* **SET TASK**: Every entry below must appear again, exactly as written.

* **AVAILABLE DATA**:
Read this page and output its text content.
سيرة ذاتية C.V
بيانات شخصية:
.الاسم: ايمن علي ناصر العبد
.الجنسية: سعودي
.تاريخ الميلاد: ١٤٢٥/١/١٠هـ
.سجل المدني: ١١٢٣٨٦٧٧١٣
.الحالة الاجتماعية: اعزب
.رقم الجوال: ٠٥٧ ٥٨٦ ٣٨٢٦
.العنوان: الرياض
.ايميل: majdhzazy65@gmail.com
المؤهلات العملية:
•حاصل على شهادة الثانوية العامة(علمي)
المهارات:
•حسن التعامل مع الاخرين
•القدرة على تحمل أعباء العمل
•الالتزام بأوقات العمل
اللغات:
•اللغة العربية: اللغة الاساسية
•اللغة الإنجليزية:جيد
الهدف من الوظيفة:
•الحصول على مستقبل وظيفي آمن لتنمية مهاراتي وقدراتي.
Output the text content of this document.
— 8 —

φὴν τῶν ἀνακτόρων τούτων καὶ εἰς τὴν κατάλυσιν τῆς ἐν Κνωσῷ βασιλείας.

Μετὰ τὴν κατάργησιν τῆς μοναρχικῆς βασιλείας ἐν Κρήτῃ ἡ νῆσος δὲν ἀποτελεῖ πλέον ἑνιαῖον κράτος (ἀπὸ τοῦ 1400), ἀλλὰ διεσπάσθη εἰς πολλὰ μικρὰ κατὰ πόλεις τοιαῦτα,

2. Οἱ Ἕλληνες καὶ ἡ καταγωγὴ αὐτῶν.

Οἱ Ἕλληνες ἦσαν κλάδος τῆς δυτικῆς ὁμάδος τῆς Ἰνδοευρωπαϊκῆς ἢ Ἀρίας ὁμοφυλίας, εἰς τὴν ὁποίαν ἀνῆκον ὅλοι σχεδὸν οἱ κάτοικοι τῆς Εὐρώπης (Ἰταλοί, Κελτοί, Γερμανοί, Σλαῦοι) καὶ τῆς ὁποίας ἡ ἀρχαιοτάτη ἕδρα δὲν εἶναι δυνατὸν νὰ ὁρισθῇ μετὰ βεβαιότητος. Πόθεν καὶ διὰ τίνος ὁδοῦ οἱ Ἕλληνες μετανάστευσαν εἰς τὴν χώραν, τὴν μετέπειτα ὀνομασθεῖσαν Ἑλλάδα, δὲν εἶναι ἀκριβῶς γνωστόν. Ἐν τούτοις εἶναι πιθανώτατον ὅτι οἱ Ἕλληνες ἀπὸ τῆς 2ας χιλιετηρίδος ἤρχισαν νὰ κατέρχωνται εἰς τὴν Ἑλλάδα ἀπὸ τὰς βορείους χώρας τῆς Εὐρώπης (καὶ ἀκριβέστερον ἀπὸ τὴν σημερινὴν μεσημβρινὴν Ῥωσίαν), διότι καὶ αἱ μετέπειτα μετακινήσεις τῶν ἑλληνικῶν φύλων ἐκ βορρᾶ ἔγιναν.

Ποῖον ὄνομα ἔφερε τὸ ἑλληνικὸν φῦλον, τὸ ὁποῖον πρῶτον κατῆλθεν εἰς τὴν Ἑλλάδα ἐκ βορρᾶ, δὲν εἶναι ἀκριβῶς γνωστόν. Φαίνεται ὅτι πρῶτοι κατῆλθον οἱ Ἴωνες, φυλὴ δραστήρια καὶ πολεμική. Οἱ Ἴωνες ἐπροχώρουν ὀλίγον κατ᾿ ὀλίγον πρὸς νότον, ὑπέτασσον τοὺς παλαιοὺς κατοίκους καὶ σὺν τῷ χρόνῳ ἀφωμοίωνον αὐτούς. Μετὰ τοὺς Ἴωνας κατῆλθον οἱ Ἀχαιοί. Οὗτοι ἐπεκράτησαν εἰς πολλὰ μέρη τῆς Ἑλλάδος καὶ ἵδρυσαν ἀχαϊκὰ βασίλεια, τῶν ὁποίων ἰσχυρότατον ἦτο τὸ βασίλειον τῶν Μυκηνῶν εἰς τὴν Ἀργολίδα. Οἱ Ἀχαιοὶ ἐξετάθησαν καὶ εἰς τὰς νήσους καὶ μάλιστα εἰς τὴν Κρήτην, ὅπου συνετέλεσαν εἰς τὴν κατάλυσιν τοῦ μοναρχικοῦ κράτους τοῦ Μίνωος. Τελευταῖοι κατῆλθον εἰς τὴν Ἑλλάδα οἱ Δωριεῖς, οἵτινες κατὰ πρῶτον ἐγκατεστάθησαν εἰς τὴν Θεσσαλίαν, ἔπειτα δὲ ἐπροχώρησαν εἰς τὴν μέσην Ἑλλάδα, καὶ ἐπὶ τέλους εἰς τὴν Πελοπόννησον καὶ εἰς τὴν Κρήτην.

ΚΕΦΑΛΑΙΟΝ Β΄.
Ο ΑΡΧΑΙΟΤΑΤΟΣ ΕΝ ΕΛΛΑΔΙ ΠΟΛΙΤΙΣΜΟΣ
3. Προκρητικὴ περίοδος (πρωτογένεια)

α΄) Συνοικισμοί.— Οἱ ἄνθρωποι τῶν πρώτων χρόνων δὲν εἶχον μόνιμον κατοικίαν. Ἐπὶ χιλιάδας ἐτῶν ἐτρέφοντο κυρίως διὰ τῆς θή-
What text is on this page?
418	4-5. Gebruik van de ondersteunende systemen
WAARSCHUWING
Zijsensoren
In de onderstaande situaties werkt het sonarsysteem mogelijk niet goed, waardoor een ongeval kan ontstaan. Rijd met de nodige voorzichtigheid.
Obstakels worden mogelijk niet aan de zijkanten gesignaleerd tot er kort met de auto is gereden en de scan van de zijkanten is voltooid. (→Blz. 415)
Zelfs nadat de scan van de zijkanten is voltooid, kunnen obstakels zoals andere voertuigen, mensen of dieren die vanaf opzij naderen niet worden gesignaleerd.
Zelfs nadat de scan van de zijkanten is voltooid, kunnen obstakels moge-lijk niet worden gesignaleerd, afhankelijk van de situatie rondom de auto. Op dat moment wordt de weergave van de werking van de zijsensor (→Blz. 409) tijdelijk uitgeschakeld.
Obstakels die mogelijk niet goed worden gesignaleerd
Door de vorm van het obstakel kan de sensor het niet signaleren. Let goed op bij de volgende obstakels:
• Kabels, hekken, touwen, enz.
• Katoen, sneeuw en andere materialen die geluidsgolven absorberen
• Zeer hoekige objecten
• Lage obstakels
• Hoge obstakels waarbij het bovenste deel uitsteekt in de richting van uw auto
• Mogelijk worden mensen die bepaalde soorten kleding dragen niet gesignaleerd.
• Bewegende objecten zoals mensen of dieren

* **EXERCISE SOLUTION**:
Read this page and output its text content.
سيرة ذاتية C.V
بيانات شخصية:
.الاسم: ايمن علي ناصر العبد
.الجنسية: سعودي
.تاريخ الميلاد: ١٤٢٥/١/١٠هـ
.سجل المدني: ١١٢٣٨٦٧٧١٣
.الحالة الاجتماعية: اعزب
.رقم الجوال: ٠٥٧ ٥٨٦ ٣٨٢٦
.العنوان: الرياض
.ايميل: majdhzazy65@gmail.com
المؤهلات العملية:
•حاصل على شهادة الثانوية العامة(علمي)
المهارات:
•حسن التعامل مع الاخرين
•القدرة على تحمل أعباء العمل
•الالتزام بأوقات العمل
اللغات:
•اللغة العربية: اللغة الاساسية
•اللغة الإنجليزية:جيد
الهدف من الوظيفة:
•الحصول على مستقبل وظيفي آمن لتنمية مهاراتي وقدراتي.
Output the text content of this document.
— 8 —

φὴν τῶν ἀνακτόρων τούτων καὶ εἰς τὴν κατάλυσιν τῆς ἐν Κνωσῷ βασιλείας.

Μετὰ τὴν κατάργησιν τῆς μοναρχικῆς βασιλείας ἐν Κρήτῃ ἡ νῆσος δὲν ἀποτελεῖ πλέον ἑνιαῖον κράτος (ἀπὸ τοῦ 1400), ἀλλὰ διεσπάσθη εἰς πολλὰ μικρὰ κατὰ πόλεις τοιαῦτα,

2. Οἱ Ἕλληνες καὶ ἡ καταγωγὴ αὐτῶν.

Οἱ Ἕλληνες ἦσαν κλάδος τῆς δυτικῆς ὁμάδος τῆς Ἰνδοευρωπαϊκῆς ἢ Ἀρίας ὁμοφυλίας, εἰς τὴν ὁποίαν ἀνῆκον ὅλοι σχεδὸν οἱ κάτοικοι τῆς Εὐρώπης (Ἰταλοί, Κελτοί, Γερμανοί, Σλαῦοι) καὶ τῆς ὁποίας ἡ ἀρχαιοτάτη ἕδρα δὲν εἶναι δυνατὸν νὰ ὁρισθῇ μετὰ βεβαιότητος. Πόθεν καὶ διὰ τίνος ὁδοῦ οἱ Ἕλληνες μετανάστευσαν εἰς τὴν χώραν, τὴν μετέπειτα ὀνομασθεῖσαν Ἑλλάδα, δὲν εἶναι ἀκριβῶς γνωστόν. Ἐν τούτοις εἶναι πιθανώτατον ὅτι οἱ Ἕλληνες ἀπὸ τῆς 2ας χιλιετηρίδος ἤρχισαν νὰ κατέρχωνται εἰς τὴν Ἑλλάδα ἀπὸ τὰς βορείους χώρας τῆς Εὐρώπης (καὶ ἀκριβέστερον ἀπὸ τὴν σημερινὴν μεσημβρινὴν Ῥωσίαν), διότι καὶ αἱ μετέπειτα μετακινήσεις τῶν ἑλληνικῶν φύλων ἐκ βορρᾶ ἔγιναν.

Ποῖον ὄνομα ἔφερε τὸ ἑλληνικὸν φῦλον, τὸ ὁποῖον πρῶτον κατῆλθεν εἰς τὴν Ἑλλάδα ἐκ βορρᾶ, δὲν εἶναι ἀκριβῶς γνωστόν. Φαίνεται ὅτι πρῶτοι κατῆλθον οἱ Ἴωνες, φυλὴ δραστήρια καὶ πολεμική. Οἱ Ἴωνες ἐπροχώρουν ὀλίγον κατ᾿ ὀλίγον πρὸς νότον, ὑπέτασσον τοὺς παλαιοὺς κατοίκους καὶ σὺν τῷ χρόνῳ ἀφωμοίωνον αὐτούς. Μετὰ τοὺς Ἴωνας κατῆλθον οἱ Ἀχαιοί. Οὗτοι ἐπεκράτησαν εἰς πολλὰ μέρη τῆς Ἑλλάδος καὶ ἵδρυσαν ἀχαϊκὰ βασίλεια, τῶν ὁποίων ἰσχυρότατον ἦτο τὸ βασίλειον τῶν Μυκηνῶν εἰς τὴν Ἀργολίδα. Οἱ Ἀχαιοὶ ἐξετάθησαν καὶ εἰς τὰς νήσους καὶ μάλιστα εἰς τὴν Κρήτην, ὅπου συνετέλεσαν εἰς τὴν κατάλυσιν τοῦ μοναρχικοῦ κράτους τοῦ Μίνωος. Τελευταῖοι κατῆλθον εἰς τὴν Ἑλλάδα οἱ Δωριεῖς, οἵτινες κατὰ πρῶτον ἐγκατεστάθησαν εἰς τὴν Θεσσαλίαν, ἔπειτα δὲ ἐπροχώρησαν εἰς τὴν μέσην Ἑλλάδα, καὶ ἐπὶ τέλους εἰς τὴν Πελοπόννησον καὶ εἰς τὴν Κρήτην.

ΚΕΦΑΛΑΙΟΝ Β΄.
Ο ΑΡΧΑΙΟΤΑΤΟΣ ΕΝ ΕΛΛΑΔΙ ΠΟΛΙΤΙΣΜΟΣ
3. Προκρητικὴ περίοδος (πρωτογένεια)

α΄) Συνοικισμοί.— Οἱ ἄνθρωποι τῶν πρώτων χρόνων δὲν εἶχον μόνιμον κατοικίαν. Ἐπὶ χιλιάδας ἐτῶν ἐτρέφοντο κυρίως διὰ τῆς θή-
What text is on this page?
418	4-5. Gebruik van de ondersteunende systemen
WAARSCHUWING
Zijsensoren
In de onderstaande situaties werkt het sonarsysteem mogelijk niet goed, waardoor een ongeval kan ontstaan. Rijd met de nodige voorzichtigheid.
Obstakels worden mogelijk niet aan de zijkanten gesignaleerd tot er kort met de auto is gereden en de scan van de zijkanten is voltooid. (→Blz. 415)
Zelfs nadat de scan van de zijkanten is voltooid, kunnen obstakels zoals andere voertuigen, mensen of dieren die vanaf opzij naderen niet worden gesignaleerd.
Zelfs nadat de scan van de zijkanten is voltooid, kunnen obstakels moge-lijk niet worden gesignaleerd, afhankelijk van de situatie rondom de auto. Op dat moment wordt de weergave van de werking van de zijsensor (→Blz. 409) tijdelijk uitgeschakeld.
Obstakels die mogelijk niet goed worden gesignaleerd
Door de vorm van het obstakel kan de sensor het niet signaleren. Let goed op bij de volgende obstakels:
• Kabels, hekken, touwen, enz.
• Katoen, sneeuw en andere materialen die geluidsgolven absorberen
• Zeer hoekige objecten
• Lage obstakels
• Hoge obstakels waarbij het bovenste deel uitsteekt in de richting van uw auto
• Mogelijk worden mensen die bepaalde soorten kleding dragen niet gesignaleerd.
• Bewegende objecten zoals mensen of dieren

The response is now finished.